INSTRUCTION => Restate the entire listing word for word.
+++ PROVIDED MATERIAL
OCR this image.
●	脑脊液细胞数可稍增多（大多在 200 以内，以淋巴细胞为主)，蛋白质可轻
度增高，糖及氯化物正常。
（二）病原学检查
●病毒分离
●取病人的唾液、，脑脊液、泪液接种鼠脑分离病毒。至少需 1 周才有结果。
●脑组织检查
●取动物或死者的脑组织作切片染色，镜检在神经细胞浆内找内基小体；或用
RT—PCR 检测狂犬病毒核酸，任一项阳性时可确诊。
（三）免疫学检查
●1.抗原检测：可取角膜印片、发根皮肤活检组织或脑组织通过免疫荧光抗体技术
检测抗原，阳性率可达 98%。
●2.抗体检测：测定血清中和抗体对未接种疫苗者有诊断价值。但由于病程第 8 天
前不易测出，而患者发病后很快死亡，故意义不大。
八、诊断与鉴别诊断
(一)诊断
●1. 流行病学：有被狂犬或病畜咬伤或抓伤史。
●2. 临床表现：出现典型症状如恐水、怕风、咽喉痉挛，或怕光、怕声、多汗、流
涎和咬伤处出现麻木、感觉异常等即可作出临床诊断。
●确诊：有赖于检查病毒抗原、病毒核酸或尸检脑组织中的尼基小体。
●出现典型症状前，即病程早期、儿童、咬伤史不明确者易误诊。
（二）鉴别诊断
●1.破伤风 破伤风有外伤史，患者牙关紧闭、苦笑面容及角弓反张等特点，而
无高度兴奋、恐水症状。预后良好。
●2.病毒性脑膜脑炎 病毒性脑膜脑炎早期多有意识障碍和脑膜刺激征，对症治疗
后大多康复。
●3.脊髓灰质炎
++++++
THE REPLY =>
OCR this image.
●	脑脊液细胞数可稍增多（大多在 200 以内，以淋巴细胞为主)，蛋白质可轻
度增高，糖及氯化物正常。
（二）病原学检查
●病毒分离
●取病人的唾液、，脑脊液、泪液接种鼠脑分离病毒。至少需 1 周才有结果。
●脑组织检查
●取动物或死者的脑组织作切片染色，镜检在神经细胞浆内找内基小体；或用
RT—PCR 检测狂犬病毒核酸，任一项阳性时可确诊。
（三）免疫学检查
●1.抗原检测：可取角膜印片、发根皮肤活检组织或脑组织通过免疫荧光抗体技术
检测抗原，阳性率可达 98%。
●2.抗体检测：测定血清中和抗体对未接种疫苗者有诊断价值。但由于病程第 8 天
前不易测出，而患者发病后很快死亡，故意义不大。
八、诊断与鉴别诊断
(一)诊断
●1. 流行病学：有被狂犬或病畜咬伤或抓伤史。
●2. 临床表现：出现典型症状如恐水、怕风、咽喉痉挛，或怕光、怕声、多汗、流
涎和咬伤处出现麻木、感觉异常等即可作出临床诊断。
●确诊：有赖于检查病毒抗原、病毒核酸或尸检脑组织中的尼基小体。
●出现典型症状前，即病程早期、儿童、咬伤史不明确者易误诊。
（二）鉴别诊断
●1.破伤风 破伤风有外伤史，患者牙关紧闭、苦笑面容及角弓反张等特点，而
无高度兴奋、恐水症状。预后良好。
●2.病毒性脑膜脑炎 病毒性脑膜脑炎早期多有意识障碍和脑膜刺激征，对症治疗
后大多康复。
●3.脊髓灰质炎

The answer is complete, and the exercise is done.